_Prompt_:
Pick out every line holding the string "text" and copy it.

**** Extracted entries

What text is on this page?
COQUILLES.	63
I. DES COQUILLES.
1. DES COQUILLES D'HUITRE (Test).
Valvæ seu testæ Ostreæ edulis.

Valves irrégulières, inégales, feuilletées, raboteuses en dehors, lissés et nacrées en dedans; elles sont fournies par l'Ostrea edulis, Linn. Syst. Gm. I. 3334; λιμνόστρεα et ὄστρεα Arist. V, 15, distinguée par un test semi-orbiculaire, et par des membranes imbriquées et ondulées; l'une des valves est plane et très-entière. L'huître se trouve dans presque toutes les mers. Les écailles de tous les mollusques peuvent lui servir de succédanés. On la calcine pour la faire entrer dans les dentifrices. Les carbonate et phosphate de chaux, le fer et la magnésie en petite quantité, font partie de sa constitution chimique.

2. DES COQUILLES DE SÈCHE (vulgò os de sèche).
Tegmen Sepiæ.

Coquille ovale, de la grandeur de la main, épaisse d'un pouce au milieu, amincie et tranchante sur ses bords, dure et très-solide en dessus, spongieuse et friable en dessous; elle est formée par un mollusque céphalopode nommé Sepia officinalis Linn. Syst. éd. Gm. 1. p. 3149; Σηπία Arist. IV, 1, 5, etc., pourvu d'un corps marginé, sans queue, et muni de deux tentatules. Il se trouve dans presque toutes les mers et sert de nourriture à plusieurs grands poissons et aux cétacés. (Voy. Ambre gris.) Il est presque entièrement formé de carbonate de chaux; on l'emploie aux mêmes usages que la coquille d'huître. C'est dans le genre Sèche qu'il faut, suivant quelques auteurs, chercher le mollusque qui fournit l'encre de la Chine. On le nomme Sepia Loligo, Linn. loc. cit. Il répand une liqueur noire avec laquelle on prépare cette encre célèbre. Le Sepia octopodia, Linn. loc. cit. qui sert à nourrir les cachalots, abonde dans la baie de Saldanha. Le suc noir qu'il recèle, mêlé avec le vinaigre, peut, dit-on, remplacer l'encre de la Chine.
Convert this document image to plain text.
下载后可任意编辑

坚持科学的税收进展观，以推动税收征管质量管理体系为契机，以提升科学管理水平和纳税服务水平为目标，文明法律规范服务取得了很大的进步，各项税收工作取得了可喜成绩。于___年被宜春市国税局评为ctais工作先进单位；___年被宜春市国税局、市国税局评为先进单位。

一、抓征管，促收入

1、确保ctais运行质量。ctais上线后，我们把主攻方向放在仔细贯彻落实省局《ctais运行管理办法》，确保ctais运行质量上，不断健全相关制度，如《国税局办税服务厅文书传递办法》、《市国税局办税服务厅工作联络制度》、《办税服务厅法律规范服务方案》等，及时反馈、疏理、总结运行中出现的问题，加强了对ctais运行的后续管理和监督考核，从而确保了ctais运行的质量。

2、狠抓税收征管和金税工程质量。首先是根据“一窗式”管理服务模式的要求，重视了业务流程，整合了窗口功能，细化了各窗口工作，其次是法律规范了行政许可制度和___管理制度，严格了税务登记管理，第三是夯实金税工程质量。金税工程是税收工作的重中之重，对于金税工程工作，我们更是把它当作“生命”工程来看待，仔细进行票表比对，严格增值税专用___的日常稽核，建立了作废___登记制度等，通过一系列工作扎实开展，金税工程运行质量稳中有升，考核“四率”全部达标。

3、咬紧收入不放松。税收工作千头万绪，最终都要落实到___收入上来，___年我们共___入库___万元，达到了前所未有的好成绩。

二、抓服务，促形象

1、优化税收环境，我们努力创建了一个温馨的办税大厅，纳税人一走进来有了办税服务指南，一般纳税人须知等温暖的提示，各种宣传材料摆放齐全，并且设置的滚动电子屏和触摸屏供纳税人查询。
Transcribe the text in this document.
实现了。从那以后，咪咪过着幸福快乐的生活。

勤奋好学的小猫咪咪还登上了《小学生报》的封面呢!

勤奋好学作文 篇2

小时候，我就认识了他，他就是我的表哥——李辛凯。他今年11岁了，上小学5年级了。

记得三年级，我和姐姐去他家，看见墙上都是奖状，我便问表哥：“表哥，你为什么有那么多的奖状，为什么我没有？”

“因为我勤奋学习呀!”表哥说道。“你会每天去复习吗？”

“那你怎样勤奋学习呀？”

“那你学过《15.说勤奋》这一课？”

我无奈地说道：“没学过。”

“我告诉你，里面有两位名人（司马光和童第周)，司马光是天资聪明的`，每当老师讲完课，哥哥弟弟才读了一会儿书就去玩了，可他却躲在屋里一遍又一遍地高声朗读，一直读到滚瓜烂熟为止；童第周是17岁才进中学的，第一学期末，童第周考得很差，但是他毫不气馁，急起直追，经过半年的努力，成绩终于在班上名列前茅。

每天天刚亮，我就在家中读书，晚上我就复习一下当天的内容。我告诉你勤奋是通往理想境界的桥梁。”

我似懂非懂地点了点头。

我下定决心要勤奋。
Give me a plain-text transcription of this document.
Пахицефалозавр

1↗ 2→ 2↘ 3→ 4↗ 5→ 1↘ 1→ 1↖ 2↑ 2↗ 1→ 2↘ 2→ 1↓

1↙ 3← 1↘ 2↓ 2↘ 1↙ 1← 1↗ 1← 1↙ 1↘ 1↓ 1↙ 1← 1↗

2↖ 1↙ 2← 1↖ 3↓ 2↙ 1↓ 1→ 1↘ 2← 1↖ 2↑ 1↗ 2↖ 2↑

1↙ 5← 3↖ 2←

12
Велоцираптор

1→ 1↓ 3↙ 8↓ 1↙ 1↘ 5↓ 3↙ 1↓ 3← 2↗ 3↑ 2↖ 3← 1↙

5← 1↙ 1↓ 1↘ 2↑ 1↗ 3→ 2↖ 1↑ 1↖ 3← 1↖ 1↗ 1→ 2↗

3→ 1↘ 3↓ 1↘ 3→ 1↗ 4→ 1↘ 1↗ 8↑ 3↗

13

********

_Reply_:
What text is on this page?
Convert this document image to plain text.
Transcribe the text in this document.
Give me a plain-text transcription of this document.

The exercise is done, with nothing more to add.